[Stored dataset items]
Start
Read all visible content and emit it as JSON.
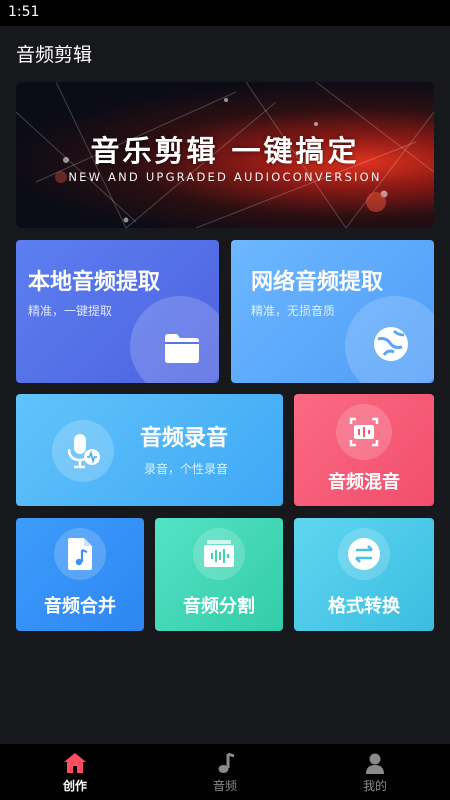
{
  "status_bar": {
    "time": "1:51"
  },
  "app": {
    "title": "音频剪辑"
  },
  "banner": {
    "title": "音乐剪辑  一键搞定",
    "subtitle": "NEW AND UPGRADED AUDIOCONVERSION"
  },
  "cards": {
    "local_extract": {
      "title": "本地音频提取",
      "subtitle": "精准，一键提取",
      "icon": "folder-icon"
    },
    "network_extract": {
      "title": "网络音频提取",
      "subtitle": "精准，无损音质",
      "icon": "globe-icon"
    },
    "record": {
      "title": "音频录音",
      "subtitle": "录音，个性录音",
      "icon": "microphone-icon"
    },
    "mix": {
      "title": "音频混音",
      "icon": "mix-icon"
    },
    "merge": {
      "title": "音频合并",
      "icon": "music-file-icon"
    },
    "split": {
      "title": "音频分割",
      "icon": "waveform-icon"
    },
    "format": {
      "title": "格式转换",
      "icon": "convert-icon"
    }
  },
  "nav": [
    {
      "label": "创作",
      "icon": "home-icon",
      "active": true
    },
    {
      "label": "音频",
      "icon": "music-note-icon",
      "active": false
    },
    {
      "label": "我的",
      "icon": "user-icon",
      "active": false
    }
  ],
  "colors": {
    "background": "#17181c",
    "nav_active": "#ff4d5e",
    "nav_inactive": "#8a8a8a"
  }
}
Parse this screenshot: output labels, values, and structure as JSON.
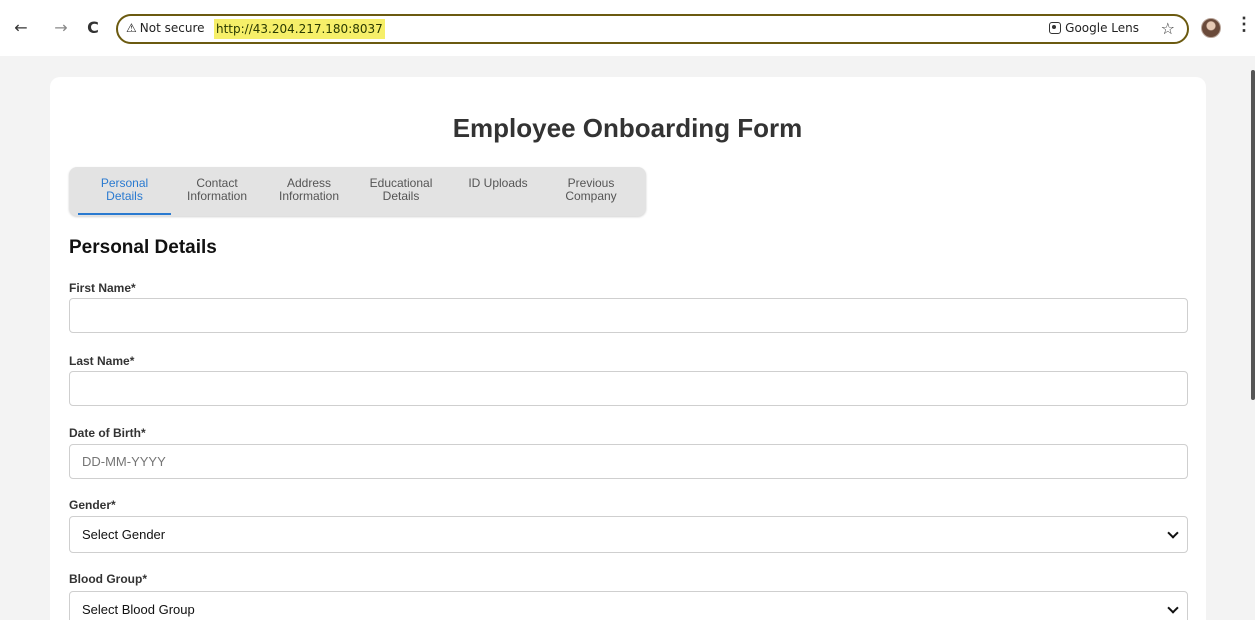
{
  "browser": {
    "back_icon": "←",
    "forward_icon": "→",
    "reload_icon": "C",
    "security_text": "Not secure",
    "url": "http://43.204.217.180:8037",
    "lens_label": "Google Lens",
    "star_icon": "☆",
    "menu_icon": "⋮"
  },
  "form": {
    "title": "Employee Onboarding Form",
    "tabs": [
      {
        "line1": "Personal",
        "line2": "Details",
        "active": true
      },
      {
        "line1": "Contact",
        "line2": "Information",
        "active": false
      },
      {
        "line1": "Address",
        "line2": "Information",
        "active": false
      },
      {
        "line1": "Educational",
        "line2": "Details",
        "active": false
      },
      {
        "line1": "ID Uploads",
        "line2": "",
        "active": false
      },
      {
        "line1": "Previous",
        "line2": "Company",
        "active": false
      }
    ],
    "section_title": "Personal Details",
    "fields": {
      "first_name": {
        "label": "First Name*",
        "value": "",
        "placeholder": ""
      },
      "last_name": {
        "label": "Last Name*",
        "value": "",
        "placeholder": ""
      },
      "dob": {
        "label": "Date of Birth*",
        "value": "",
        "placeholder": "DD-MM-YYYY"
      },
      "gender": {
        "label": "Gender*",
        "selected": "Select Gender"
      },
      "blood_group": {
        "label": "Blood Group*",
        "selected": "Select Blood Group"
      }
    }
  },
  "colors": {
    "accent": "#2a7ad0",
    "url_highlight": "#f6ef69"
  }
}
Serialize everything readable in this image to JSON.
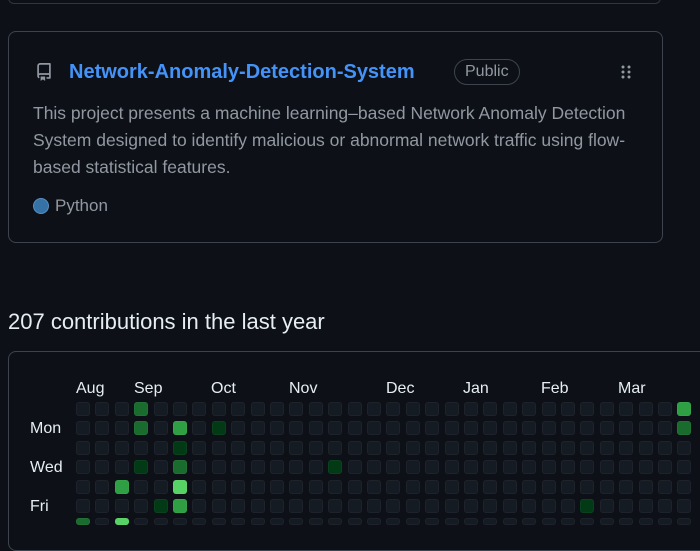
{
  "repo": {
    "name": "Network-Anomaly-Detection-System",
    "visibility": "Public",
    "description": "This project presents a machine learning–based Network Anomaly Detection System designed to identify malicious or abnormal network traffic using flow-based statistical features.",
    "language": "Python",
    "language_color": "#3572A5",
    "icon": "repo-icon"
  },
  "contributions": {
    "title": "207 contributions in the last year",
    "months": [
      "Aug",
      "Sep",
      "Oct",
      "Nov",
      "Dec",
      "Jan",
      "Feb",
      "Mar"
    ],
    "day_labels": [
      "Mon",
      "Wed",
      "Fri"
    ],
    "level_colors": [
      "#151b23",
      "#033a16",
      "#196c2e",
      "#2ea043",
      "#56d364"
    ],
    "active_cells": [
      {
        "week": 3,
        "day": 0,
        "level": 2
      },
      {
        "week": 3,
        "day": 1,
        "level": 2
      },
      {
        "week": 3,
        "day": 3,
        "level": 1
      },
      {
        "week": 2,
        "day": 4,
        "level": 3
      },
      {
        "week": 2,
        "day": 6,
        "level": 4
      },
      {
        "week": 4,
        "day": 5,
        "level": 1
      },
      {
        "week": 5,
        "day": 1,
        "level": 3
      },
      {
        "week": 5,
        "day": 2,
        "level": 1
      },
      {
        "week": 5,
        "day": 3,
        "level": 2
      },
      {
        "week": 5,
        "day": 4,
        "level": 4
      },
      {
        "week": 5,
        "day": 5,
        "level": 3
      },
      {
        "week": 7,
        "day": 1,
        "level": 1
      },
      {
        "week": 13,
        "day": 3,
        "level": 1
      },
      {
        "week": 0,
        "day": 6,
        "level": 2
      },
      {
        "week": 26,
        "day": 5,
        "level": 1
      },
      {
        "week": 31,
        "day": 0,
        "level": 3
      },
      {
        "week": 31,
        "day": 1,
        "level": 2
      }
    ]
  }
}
End
▶ _Problem description_
From the listing, tally every line with the word "Detection" in it and give only the tally.

▶ _Full solution_
2